◆ TASK LIST
1. Using the passage on Donoghue v Stevenson, explain what held back the growth of negligence law after 1932 and what each limit required the plaintiff to show.
2. Please continue the passage on Donoghue v Stevenson from its last sentence.

◆ PASSAGE
━━━━━━━━━━━━━━━━

Interestingly, it was during the last major credit crunch (the Wall St. Crash) that the law of Torts was inflated to almost rival the domination of criminal and contract law in the common law legal world.
It happened in 1932, in Donoghue v Stevenson [1932] AC 562. The defence in the case relied on the fact that the Plaintiff had no privity of contract with the Defendant. She, the Plaintiff had consumed some of the contents of a bottle of ginger beer. She discovered what she perceived as the remains of a decomposing snail in the bottom of the bottle and became ill as a consequence. She had been given the beer by the purchaser.
The court found in her favour by extending the reach of of the law of negligence. Before 1932 the law of negligence was a wilderness of special circumstances in which liability would be fixed on particular people. The liability of common carriers was typical of this.
The consequential growth of the law of negligence was limited by the fault principle and the proximity principle. The defendant would only be liable if the plaintiff could show that the defendant was guilty of doing something or failing to do something which the defendant ought to have done or not done and thus caused the damage to the plaintiff. In addition, the plaintiff had to show that the injury to the plaintiff was reasonably foreseeable by the defendant. If the causation chain was too long the defendant was not liable.

━━━━━━━━━━━━━━━━

Excerpts from a dataset:
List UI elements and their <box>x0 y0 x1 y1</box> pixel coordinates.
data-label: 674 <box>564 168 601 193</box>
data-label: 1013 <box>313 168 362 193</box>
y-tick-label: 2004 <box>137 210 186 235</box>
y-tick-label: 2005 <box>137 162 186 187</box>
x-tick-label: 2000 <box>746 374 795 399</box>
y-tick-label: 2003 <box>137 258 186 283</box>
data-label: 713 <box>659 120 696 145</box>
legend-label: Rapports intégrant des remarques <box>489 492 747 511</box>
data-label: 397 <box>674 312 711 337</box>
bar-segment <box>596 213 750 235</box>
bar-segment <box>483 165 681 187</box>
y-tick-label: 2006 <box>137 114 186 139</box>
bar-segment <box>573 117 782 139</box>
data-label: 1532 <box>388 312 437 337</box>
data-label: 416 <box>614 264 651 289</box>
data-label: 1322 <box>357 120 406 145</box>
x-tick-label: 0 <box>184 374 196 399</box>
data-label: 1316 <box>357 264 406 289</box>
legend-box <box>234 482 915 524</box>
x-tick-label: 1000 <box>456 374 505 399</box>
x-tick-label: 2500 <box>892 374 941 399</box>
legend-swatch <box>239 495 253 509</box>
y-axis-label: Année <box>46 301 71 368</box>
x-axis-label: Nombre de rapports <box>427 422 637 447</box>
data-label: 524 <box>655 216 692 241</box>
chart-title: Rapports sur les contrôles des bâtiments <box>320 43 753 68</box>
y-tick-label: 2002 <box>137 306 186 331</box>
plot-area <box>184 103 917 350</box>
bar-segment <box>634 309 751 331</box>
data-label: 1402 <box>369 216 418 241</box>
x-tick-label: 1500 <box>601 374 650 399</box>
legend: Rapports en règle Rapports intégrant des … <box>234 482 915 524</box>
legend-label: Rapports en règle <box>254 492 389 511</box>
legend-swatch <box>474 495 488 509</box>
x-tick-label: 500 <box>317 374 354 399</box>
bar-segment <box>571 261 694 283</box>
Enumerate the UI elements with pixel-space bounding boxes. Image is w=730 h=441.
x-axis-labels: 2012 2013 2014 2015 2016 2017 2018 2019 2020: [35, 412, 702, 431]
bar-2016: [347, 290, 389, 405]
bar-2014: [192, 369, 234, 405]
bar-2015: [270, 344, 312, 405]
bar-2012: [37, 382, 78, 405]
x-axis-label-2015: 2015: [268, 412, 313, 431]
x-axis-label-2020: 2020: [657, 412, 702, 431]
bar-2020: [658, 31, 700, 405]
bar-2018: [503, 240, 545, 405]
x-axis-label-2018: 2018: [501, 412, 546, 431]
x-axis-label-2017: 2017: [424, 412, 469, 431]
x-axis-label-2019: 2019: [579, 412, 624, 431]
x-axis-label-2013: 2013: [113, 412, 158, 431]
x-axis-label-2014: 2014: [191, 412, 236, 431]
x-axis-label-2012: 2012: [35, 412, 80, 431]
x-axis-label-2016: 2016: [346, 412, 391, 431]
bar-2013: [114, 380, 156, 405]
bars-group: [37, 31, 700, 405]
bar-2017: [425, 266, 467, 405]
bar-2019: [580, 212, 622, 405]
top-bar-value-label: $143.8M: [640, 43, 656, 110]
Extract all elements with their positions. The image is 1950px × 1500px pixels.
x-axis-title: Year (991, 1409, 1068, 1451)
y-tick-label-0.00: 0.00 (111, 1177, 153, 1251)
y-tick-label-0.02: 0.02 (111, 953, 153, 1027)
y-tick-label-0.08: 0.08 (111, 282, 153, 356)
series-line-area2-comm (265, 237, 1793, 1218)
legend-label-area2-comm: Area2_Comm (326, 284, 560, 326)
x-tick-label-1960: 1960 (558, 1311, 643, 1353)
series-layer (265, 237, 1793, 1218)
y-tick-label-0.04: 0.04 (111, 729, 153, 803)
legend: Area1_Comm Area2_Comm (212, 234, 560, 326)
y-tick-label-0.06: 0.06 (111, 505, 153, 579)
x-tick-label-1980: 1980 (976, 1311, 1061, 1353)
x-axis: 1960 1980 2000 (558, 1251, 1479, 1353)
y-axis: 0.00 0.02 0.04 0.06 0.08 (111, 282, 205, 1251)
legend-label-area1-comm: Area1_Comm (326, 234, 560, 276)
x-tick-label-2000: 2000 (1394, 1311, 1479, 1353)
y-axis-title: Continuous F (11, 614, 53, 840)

━━━━━━━━━━━━━━━━

◆ RESPONSES BY TASK
1. The fault principle and the proximity principle limited its growth. Under the fault principle, the plaintiff had to show that the defendant did or failed to do something the defendant ought to have done or not done, and thus caused the damage. Under the proximity principle, the plaintiff had to show that the injury was reasonably foreseeable by the defendant, so a defendant was not liable if the causation chain was too long.

2.
The law of tort does not deliver the benefits of universal insurance.
A similar result, albeit for different reasons, was reached by Cardozo J. in a New York State case involving Buick automobiles a few years previously (the citation escapes me at the moment).
In that case the plaintiff’s new Buick was involved in an accident due to a flaw in the manufacture of the wheels. They successfully sued Buick as Buick had combined the wheels (which had been made by a 3rd party wheelright) with other components to make the vehicle. The plaintiff was entitled to assume that Buick would have done sufficient testing of all components and as such was responsible for the quality of the wheels.
What relevance might that have for financial services companies that bundled debt products together for resale?